- [Task brief]:
Reproduce every record below exactly as written, leaving out any pictures.

Extracts from a graphics dataset:
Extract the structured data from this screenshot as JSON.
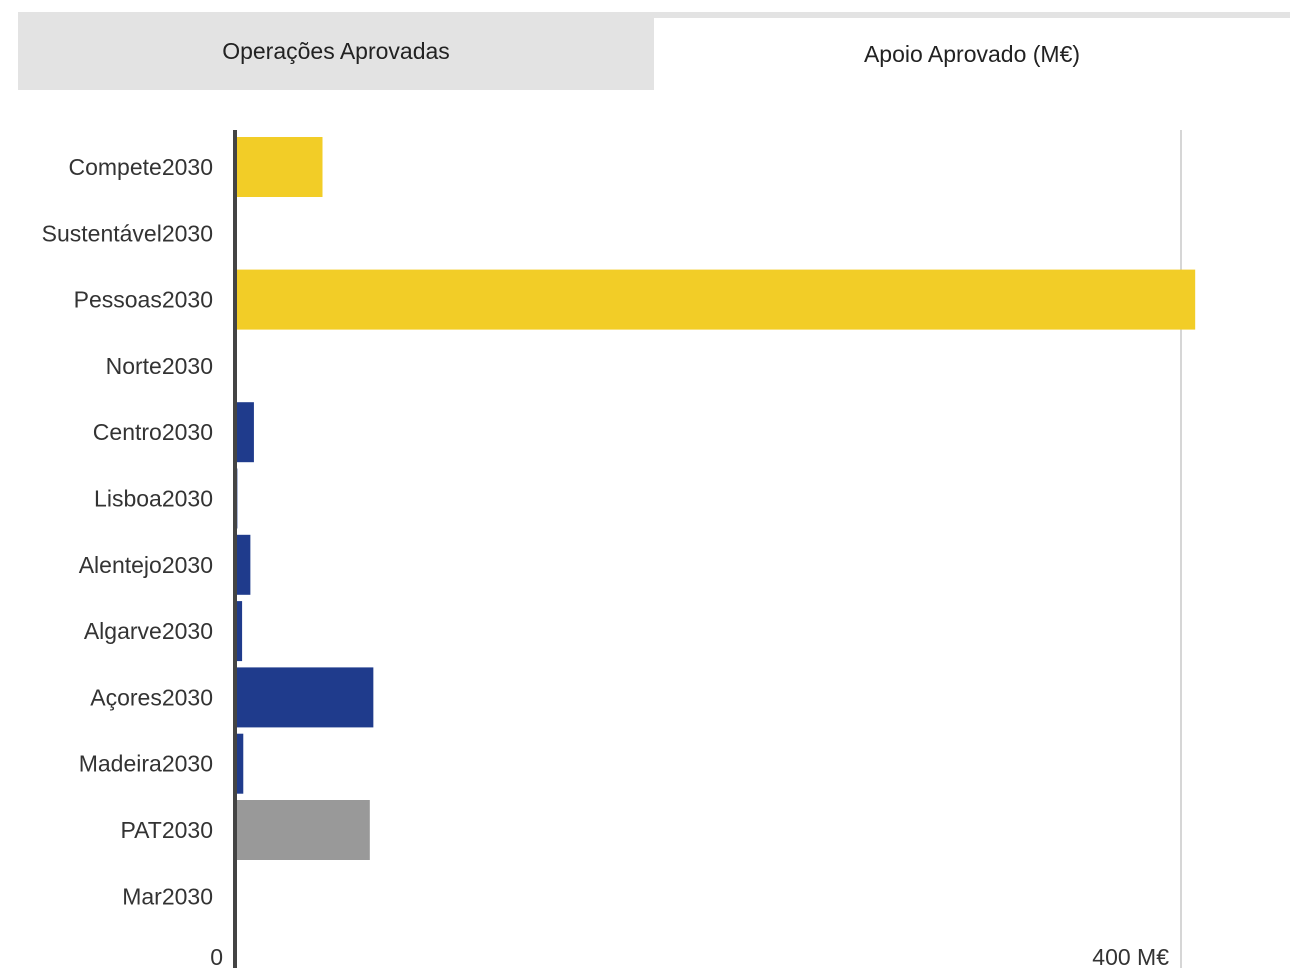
{
  "tabs": [
    {
      "label": "Operações Aprovadas",
      "active": false
    },
    {
      "label": "Apoio Aprovado (M€)",
      "active": true
    }
  ],
  "chart_data": {
    "type": "bar",
    "orientation": "horizontal",
    "categories": [
      "Compete2030",
      "Sustentável2030",
      "Pessoas2030",
      "Norte2030",
      "Centro2030",
      "Lisboa2030",
      "Alentejo2030",
      "Algarve2030",
      "Açores2030",
      "Madeira2030",
      "PAT2030",
      "Mar2030"
    ],
    "values": [
      37,
      0,
      406,
      0,
      8,
      1,
      6.5,
      3,
      58.5,
      3.5,
      57,
      0
    ],
    "bar_colors": [
      "#f2cd27",
      "#f2cd27",
      "#f2cd27",
      "#1f3b8c",
      "#1f3b8c",
      "#1f3b8c",
      "#1f3b8c",
      "#1f3b8c",
      "#1f3b8c",
      "#1f3b8c",
      "#999999",
      "#999999"
    ],
    "xlim": [
      0,
      400
    ],
    "x_ticks": [
      {
        "value": 0,
        "label": "0"
      },
      {
        "value": 400,
        "label": "400 M€"
      }
    ],
    "grid": true,
    "axis_color": "#444444",
    "grid_color": "#d6d6d6"
  }
}
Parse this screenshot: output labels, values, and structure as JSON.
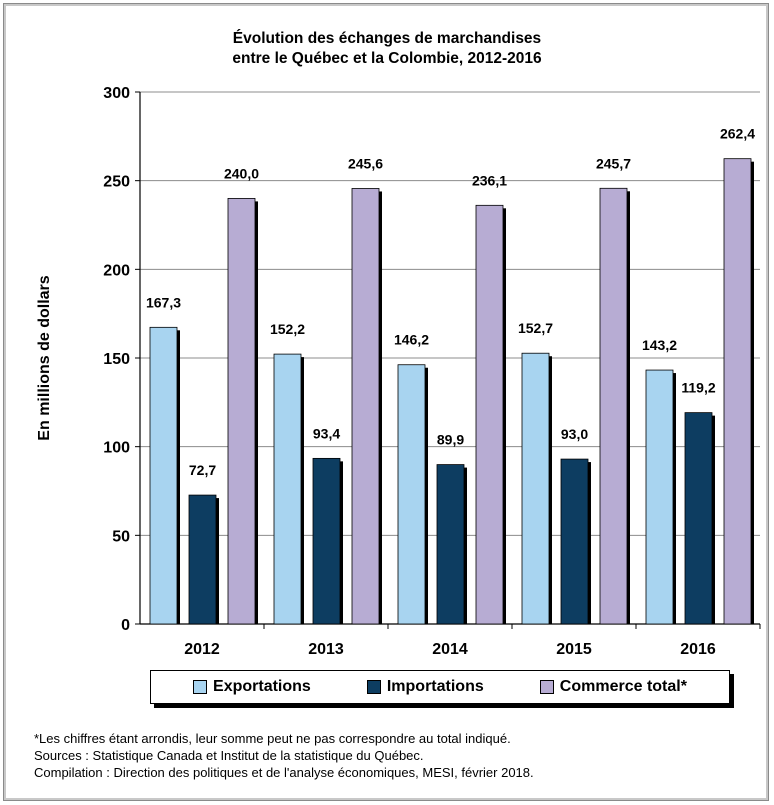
{
  "chart_data": {
    "type": "bar",
    "title_line1": "Évolution des échanges de marchandises",
    "title_line2": "entre le Québec et la Colombie, 2012-2016",
    "xlabel": "",
    "ylabel": "En millions de dollars",
    "ylim": [
      0,
      300
    ],
    "yticks": [
      "0",
      "50",
      "100",
      "150",
      "200",
      "250",
      "300"
    ],
    "ytick_values": [
      0,
      50,
      100,
      150,
      200,
      250,
      300
    ],
    "grid": true,
    "legend_position": "bottom",
    "categories": [
      "2012",
      "2013",
      "2014",
      "2015",
      "2016"
    ],
    "series": [
      {
        "name": "Exportations",
        "color": "#a8d4f0",
        "values": [
          167.3,
          152.2,
          146.2,
          152.7,
          143.2
        ],
        "labels": [
          "167,3",
          "152,2",
          "146,2",
          "152,7",
          "143,2"
        ]
      },
      {
        "name": "Importations",
        "color": "#0d3d61",
        "values": [
          72.7,
          93.4,
          89.9,
          93.0,
          119.2
        ],
        "labels": [
          "72,7",
          "93,4",
          "89,9",
          "93,0",
          "119,2"
        ]
      },
      {
        "name": "Commerce total*",
        "color": "#b7acd3",
        "values": [
          240.0,
          245.6,
          236.1,
          245.7,
          262.4
        ],
        "labels": [
          "240,0",
          "245,6",
          "236,1",
          "245,7",
          "262,4"
        ]
      }
    ]
  },
  "notes": {
    "line1": "*Les chiffres étant arrondis, leur somme peut ne pas correspondre au total indiqué.",
    "line2": "Sources : Statistique Canada et Institut de la statistique du Québec.",
    "line3": "Compilation : Direction des politiques et de l'analyse économiques, MESI, février 2018."
  }
}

- [Response for this exercise]:
Extract the structured data from this screenshot as JSON.
{
  "tabs": [
    {
      "label": "Operações Aprovadas",
      "active": false
    },
    {
      "label": "Apoio Aprovado (M€)",
      "active": true
    }
  ],
  "chart_data": {
    "type": "bar",
    "orientation": "horizontal",
    "categories": [
      "Compete2030",
      "Sustentável2030",
      "Pessoas2030",
      "Norte2030",
      "Centro2030",
      "Lisboa2030",
      "Alentejo2030",
      "Algarve2030",
      "Açores2030",
      "Madeira2030",
      "PAT2030",
      "Mar2030"
    ],
    "values": [
      37,
      0,
      406,
      0,
      8,
      1,
      6.5,
      3,
      58.5,
      3.5,
      57,
      0
    ],
    "bar_colors": [
      "#f2cd27",
      "#f2cd27",
      "#f2cd27",
      "#1f3b8c",
      "#1f3b8c",
      "#1f3b8c",
      "#1f3b8c",
      "#1f3b8c",
      "#1f3b8c",
      "#1f3b8c",
      "#999999",
      "#999999"
    ],
    "xlim": [
      0,
      400
    ],
    "x_ticks": [
      {
        "value": 0,
        "label": "0"
      },
      {
        "value": 400,
        "label": "400 M€"
      }
    ],
    "grid": true,
    "axis_color": "#444444",
    "grid_color": "#d6d6d6"
  }
}
Parse this screenshot: output labels, values, and structure as JSON.
{
  "chart_data": {
    "type": "bar",
    "title_line1": "Évolution des échanges de marchandises",
    "title_line2": "entre le Québec et la Colombie, 2012-2016",
    "xlabel": "",
    "ylabel": "En millions de dollars",
    "ylim": [
      0,
      300
    ],
    "yticks": [
      "0",
      "50",
      "100",
      "150",
      "200",
      "250",
      "300"
    ],
    "ytick_values": [
      0,
      50,
      100,
      150,
      200,
      250,
      300
    ],
    "grid": true,
    "legend_position": "bottom",
    "categories": [
      "2012",
      "2013",
      "2014",
      "2015",
      "2016"
    ],
    "series": [
      {
        "name": "Exportations",
        "color": "#a8d4f0",
        "values": [
          167.3,
          152.2,
          146.2,
          152.7,
          143.2
        ],
        "labels": [
          "167,3",
          "152,2",
          "146,2",
          "152,7",
          "143,2"
        ]
      },
      {
        "name": "Importations",
        "color": "#0d3d61",
        "values": [
          72.7,
          93.4,
          89.9,
          93.0,
          119.2
        ],
        "labels": [
          "72,7",
          "93,4",
          "89,9",
          "93,0",
          "119,2"
        ]
      },
      {
        "name": "Commerce total*",
        "color": "#b7acd3",
        "values": [
          240.0,
          245.6,
          236.1,
          245.7,
          262.4
        ],
        "labels": [
          "240,0",
          "245,6",
          "236,1",
          "245,7",
          "262,4"
        ]
      }
    ]
  },
  "notes": {
    "line1": "*Les chiffres étant arrondis, leur somme peut ne pas correspondre au total indiqué.",
    "line2": "Sources : Statistique Canada et Institut de la statistique du Québec.",
    "line3": "Compilation : Direction des politiques et de l'analyse économiques, MESI, février 2018."
  }
}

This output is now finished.